Collected data:
▼
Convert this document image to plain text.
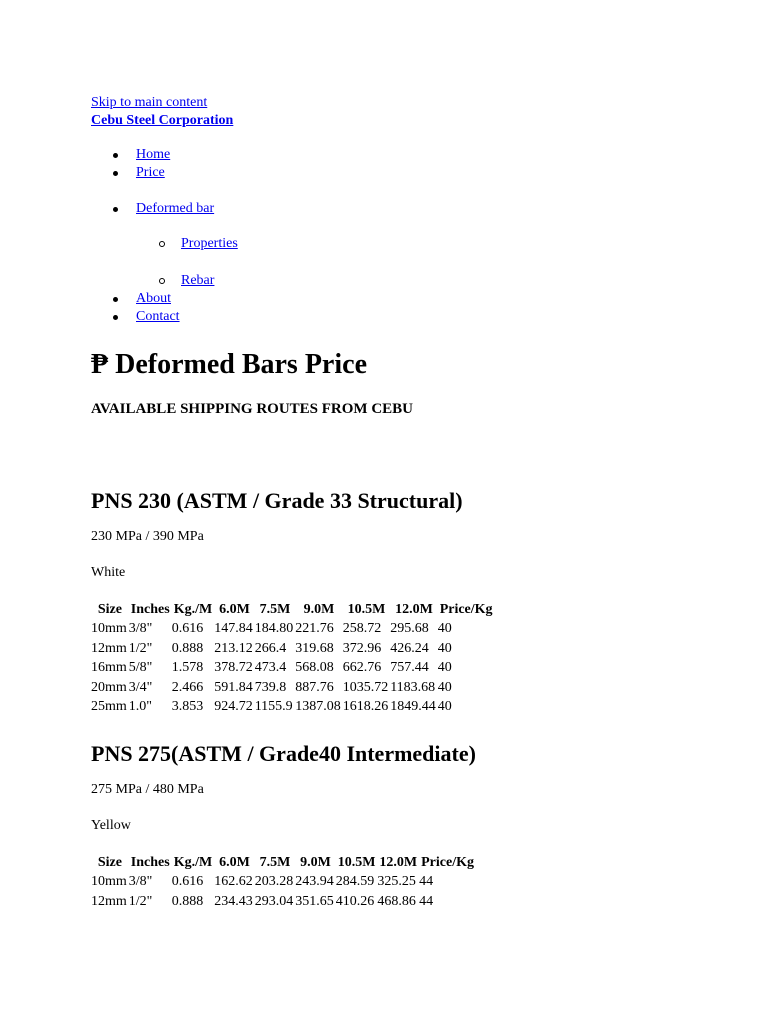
Skip to main content
Cebu Steel Corporation
Home
Price
Deformed bar
Properties
Rebar
About
Contact
₱ Deformed Bars Price
AVAILABLE SHIPPING ROUTES FROM CEBU
PNS 230 (ASTM / Grade 33 Structural)
230 MPa / 390 MPa
White
Size	Inches	Kg./M	6.0M	7.5M	9.0M	10.5M	12.0M	Price/Kg
10mm	3/8"	0.616	147.84	184.80	221.76	258.72	295.68	40
12mm	1/2"	0.888	213.12	266.4	319.68	372.96	426.24	40
16mm	5/8"	1.578	378.72	473.4	568.08	662.76	757.44	40
20mm	3/4"	2.466	591.84	739.8	887.76	1035.72	1183.68	40
25mm	1.0"	3.853	924.72	1155.9	1387.08	1618.26	1849.44	40
PNS 275(ASTM / Grade40 Intermediate)
275 MPa / 480 MPa
Yellow
Size	Inches	Kg./M	6.0M	7.5M	9.0M	10.5M	12.0M	Price/Kg
10mm	3/8"	0.616	162.62	203.28	243.94	284.59	325.25	44
12mm	1/2"	0.888	234.43	293.04	351.65	410.26	468.86	44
▲
_Job_. Scan the listing above and copy all lines containing the word "ASTM".

_Final answer_.
PNS 230 (ASTM / Grade 33 Structural)
PNS 275(ASTM / Grade40 Intermediate)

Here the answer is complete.